Elizabeth Grace Hay[1] (born October 22, 1951) is a Canadian novelist and short story writer.[2]

Her 2007 novel Late Nights on Air won the Giller Prize. Her first novel A Student of Weather (2000) was a finalist for the Giller Prize and won the CAA MOSAID Technologies Award for Fiction and the TORGI Award.[3] She has been a finalist for the Governor General's Award twice, for her short-story collection Small Change in 1997 and her novel Garbo Laughs in 2003. His Whole Life (2015) was shortlisted for the Rogers Writers' Trust Fiction Prize.

In 2002, she received the Marian Engel Award, presented by the Writers' Trust of Canada to an established female writer for her body of work — including novels, short fiction, and creative non-fiction.

Life[edit]

Hay was born on October 22, 1951 in Owen Sound, Ontario.[4] She is the daughter of a high school principal and a painter. She spent a year in England when she was fifteen and later attended the University of Toronto.

Records from a collection
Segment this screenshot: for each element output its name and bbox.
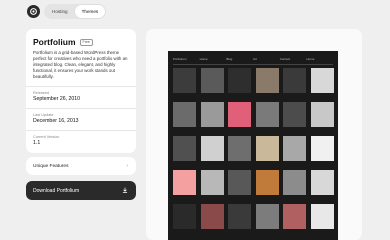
portfolio-thumbnail[interactable] <box>173 136 196 161</box>
portfolio-thumbnail[interactable] <box>283 204 306 229</box>
portfolio-thumbnail[interactable] <box>255 102 279 127</box>
preview-nav-item: Home <box>199 57 208 61</box>
download-icon <box>122 187 128 195</box>
divider <box>26 108 136 109</box>
theme-info-card: Portfolium Free Portfolium is a grid-bas… <box>26 29 136 154</box>
logo-icon[interactable] <box>27 5 40 18</box>
theme-sidebar: Portfolium Free Portfolium is a grid-bas… <box>26 29 136 201</box>
portfolio-thumbnail[interactable] <box>173 170 196 195</box>
theme-description: Portfolium is a grid-based WordPress the… <box>33 50 128 79</box>
portfolio-thumbnail[interactable] <box>283 170 306 195</box>
preview-nav-item: Portfolium <box>173 57 187 61</box>
download-button[interactable]: Download Portfolium <box>26 181 136 201</box>
portfolio-thumbnail[interactable] <box>200 136 224 161</box>
portfolio-thumbnail[interactable] <box>228 170 251 195</box>
theme-preview-panel: Portfolium Home Blog Art Contact Home <box>146 29 362 240</box>
portfolio-thumbnail[interactable] <box>228 136 251 161</box>
released-label: Released <box>33 90 50 95</box>
theme-title: Portfolium <box>33 37 76 47</box>
portfolio-thumbnail[interactable] <box>310 204 334 229</box>
tab-hosting[interactable]: Hosting <box>45 5 75 18</box>
portfolio-thumbnail[interactable] <box>255 204 279 229</box>
portfolio-thumbnail[interactable] <box>310 170 334 195</box>
portfolio-thumbnail[interactable] <box>310 68 334 93</box>
free-badge: Free <box>79 38 93 46</box>
top-bar: Hosting Themes <box>0 0 390 26</box>
portfolio-thumbnail[interactable] <box>200 204 224 229</box>
divider <box>26 130 136 131</box>
unique-features-label: Unique Features <box>33 163 69 169</box>
portfolio-thumbnail[interactable] <box>200 102 224 127</box>
portfolio-thumbnail[interactable] <box>173 204 196 229</box>
divider <box>26 86 136 87</box>
portfolio-thumbnail[interactable] <box>228 68 251 93</box>
portfolio-thumbnail[interactable] <box>255 68 279 93</box>
preview-nav-item: Contact <box>279 57 291 61</box>
portfolio-thumbnail[interactable] <box>310 136 334 161</box>
portfolio-thumbnail[interactable] <box>283 102 306 127</box>
portfolio-thumbnail[interactable] <box>173 68 196 93</box>
portfolio-thumbnail[interactable] <box>255 170 279 195</box>
theme-screenshot: Portfolium Home Blog Art Contact Home <box>168 51 338 240</box>
portfolio-thumbnail[interactable] <box>200 170 224 195</box>
theme-title-row: Portfolium Free <box>33 37 129 47</box>
chevron-right-icon: › <box>126 163 128 170</box>
portfolio-thumbnail[interactable] <box>255 136 279 161</box>
portfolio-thumbnail[interactable] <box>228 102 251 127</box>
released-value: September 26, 2010 <box>33 96 81 103</box>
preview-nav-item: Blog <box>226 57 233 61</box>
updated-label: Last Update <box>33 112 54 117</box>
version-value: 1.1 <box>33 140 41 147</box>
preview-nav: Portfolium Home Blog Art Contact Home <box>173 57 333 61</box>
portfolio-thumbnail[interactable] <box>283 136 306 161</box>
portfolio-thumbnail[interactable] <box>283 68 306 93</box>
preview-grid <box>173 68 334 240</box>
version-label: Current Version <box>33 134 60 139</box>
portfolio-thumbnail[interactable] <box>310 102 334 127</box>
download-label: Download Portfolium <box>33 187 80 194</box>
unique-features-row[interactable]: Unique Features › <box>26 157 136 176</box>
portfolio-thumbnail[interactable] <box>200 68 224 93</box>
preview-nav-item: Home <box>306 57 315 61</box>
preview-nav-item: Art <box>253 57 257 61</box>
portfolio-thumbnail[interactable] <box>173 102 196 127</box>
top-nav: Hosting Themes <box>44 4 107 19</box>
portfolio-thumbnail[interactable] <box>228 204 251 229</box>
updated-value: December 16, 2013 <box>33 118 79 125</box>
tab-themes[interactable]: Themes <box>74 5 106 18</box>
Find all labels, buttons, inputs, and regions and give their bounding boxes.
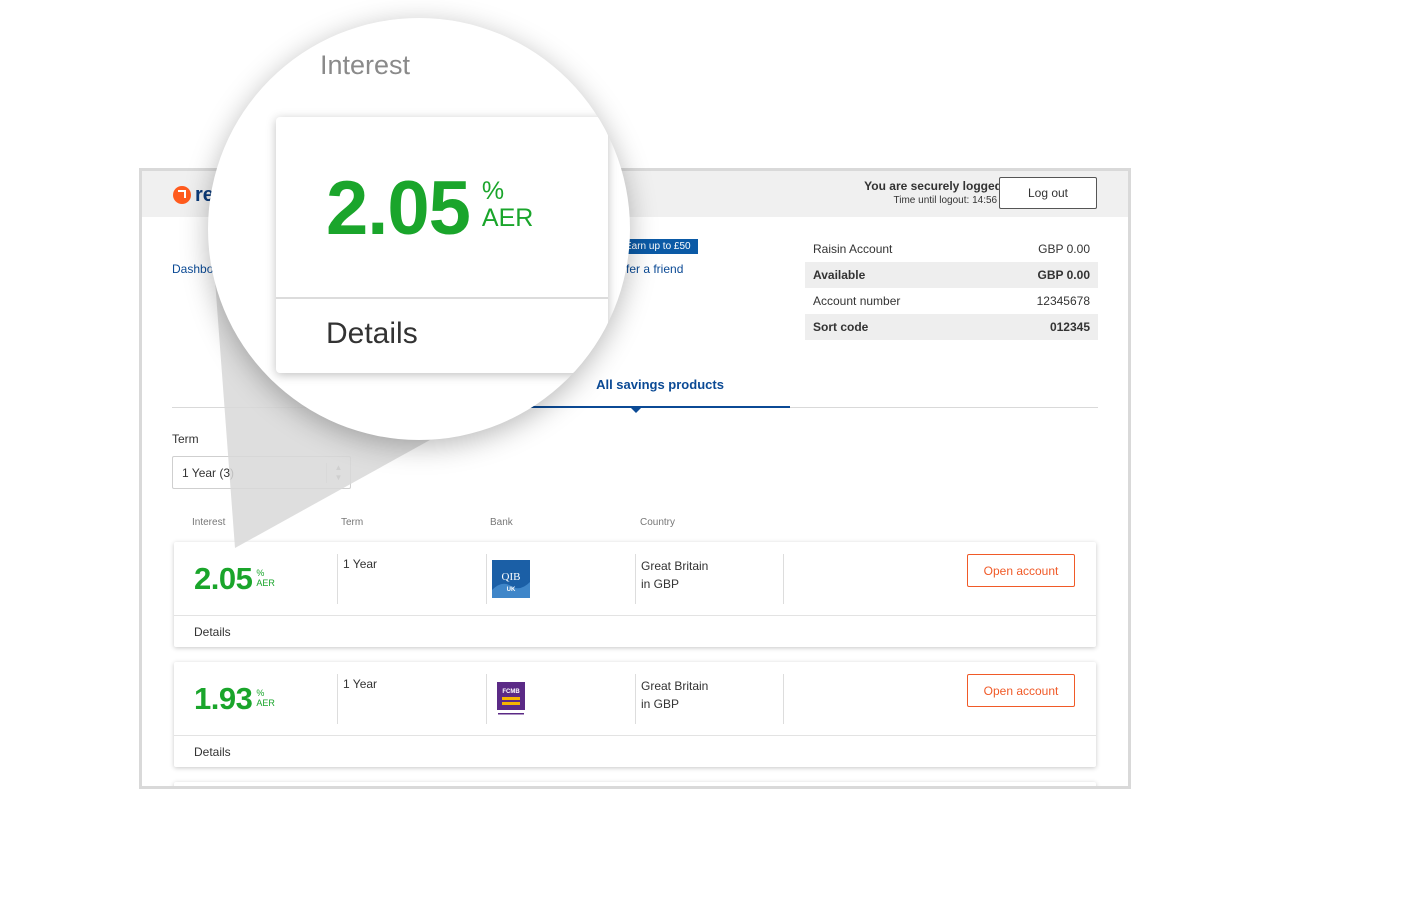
details-toggle[interactable]: Details	[194, 745, 231, 759]
aer-label: AER	[256, 578, 275, 588]
card-divider	[174, 735, 1096, 736]
product-country: Great Britain in GBP	[641, 557, 708, 593]
aer-label: AER	[256, 698, 275, 708]
account-row-value: 12345678	[1036, 294, 1090, 308]
column-separator	[337, 674, 338, 724]
country-currency: in GBP	[641, 697, 680, 711]
column-separator	[783, 674, 784, 724]
country-currency: in GBP	[641, 577, 680, 591]
interest-rate-unit: % AER	[256, 568, 275, 588]
magnified-details: Details	[326, 317, 418, 350]
interest-rate: 2.05 % AER	[194, 562, 275, 596]
column-header-country: Country	[640, 517, 676, 528]
interest-rate-unit: % AER	[256, 688, 275, 708]
raisin-logo[interactable]: re	[173, 185, 214, 205]
magnified-rate-value: 2.05	[326, 166, 471, 251]
column-separator	[486, 674, 487, 724]
card-divider	[174, 615, 1096, 616]
account-row-available: Available GBP 0.00	[805, 262, 1098, 288]
product-card: 1.93 % AER 1 Year FCMB Great Britain in …	[174, 662, 1096, 767]
refer-a-friend-link[interactable]: fer a friend	[626, 262, 683, 276]
interest-rate-value: 2.05	[194, 561, 253, 596]
qib-uk-logo-icon: QIB UK	[492, 560, 530, 598]
details-toggle[interactable]: Details	[194, 625, 231, 639]
percent-sign: %	[256, 568, 265, 578]
column-header-bank: Bank	[490, 517, 513, 528]
magnified-rate-unit: % AER	[482, 178, 533, 232]
account-summary: Raisin Account GBP 0.00 Available GBP 0.…	[805, 236, 1098, 340]
select-arrows-icon: ▲ ▼	[326, 463, 350, 483]
login-status: You are securely logged in Time until lo…	[864, 179, 1016, 208]
aer-label: AER	[481, 204, 534, 232]
bank-logo-text: QIB	[502, 571, 521, 583]
fcmb-logo-icon: FCMB	[497, 682, 525, 715]
login-status-title: You are securely logged in	[864, 179, 1016, 193]
account-row-number: Account number 12345678	[805, 288, 1098, 314]
term-filter-label: Term	[172, 432, 199, 446]
nav-dashboard-link[interactable]: Dashbo	[172, 262, 213, 276]
product-term: 1 Year	[343, 557, 378, 571]
magnifier-title: Interest	[320, 50, 411, 80]
account-row-sort-code: Sort code 012345	[805, 314, 1098, 340]
raisin-logo-icon	[173, 186, 191, 204]
column-separator	[783, 554, 784, 604]
product-term: 1 Year	[343, 677, 378, 691]
bank-logo-text: FCMB	[502, 689, 520, 695]
open-account-button[interactable]: Open account	[967, 554, 1075, 587]
account-row-value: GBP 0.00	[1038, 242, 1090, 256]
bank-logo-subtext: UK	[507, 587, 516, 593]
account-row-label: Account number	[813, 294, 901, 308]
country-name: Great Britain	[641, 679, 709, 693]
logout-timer: Time until logout: 14:56 min	[893, 195, 1016, 206]
active-tab-caret-icon	[630, 407, 642, 413]
account-row-label: Raisin Account	[813, 242, 893, 256]
magnified-divider	[276, 297, 608, 299]
product-country: Great Britain in GBP	[641, 677, 708, 713]
country-name: Great Britain	[641, 559, 709, 573]
open-account-button[interactable]: Open account	[967, 674, 1075, 707]
interest-rate-value: 1.93	[194, 681, 253, 716]
column-header-term: Term	[341, 517, 364, 528]
account-row-label: Available	[813, 268, 866, 282]
logout-button[interactable]: Log out	[999, 177, 1097, 209]
magnifier-callout: Interest 2.05 % AER Details	[208, 18, 630, 440]
product-card: 2.05 % AER 1 Year QIB UK Great Britain i…	[174, 542, 1096, 647]
account-row-raisin: Raisin Account GBP 0.00	[805, 236, 1098, 262]
account-row-value: 012345	[1049, 320, 1090, 334]
promo-badge: Earn up to £50	[618, 239, 698, 254]
percent-sign: %	[481, 177, 505, 205]
column-separator	[635, 674, 636, 724]
column-separator	[486, 554, 487, 604]
account-row-label: Sort code	[813, 320, 869, 334]
term-select-value: 1 Year (3)	[182, 465, 235, 480]
interest-rate: 1.93 % AER	[194, 682, 275, 716]
product-card	[174, 782, 1096, 786]
column-separator	[635, 554, 636, 604]
column-separator	[337, 554, 338, 604]
term-select[interactable]: 1 Year (3) ▲ ▼	[172, 456, 351, 489]
account-row-value: GBP 0.00	[1037, 268, 1090, 282]
column-header-interest: Interest	[192, 517, 226, 528]
percent-sign: %	[256, 688, 265, 698]
magnified-card: 2.05 % AER Details	[276, 117, 608, 373]
magnified-interest-rate: 2.05 % AER	[326, 169, 533, 249]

Goal: From the passage on Elizabeth Hay, return the stretch from "In 2002, she" through "and creative non-fiction." word for word.

Written solution:
In 2002, she received the Marian Engel Award, presented by the Writers' Trust of Canada to an established female writer for her body of work — including novels, short fiction, and creative non-fiction.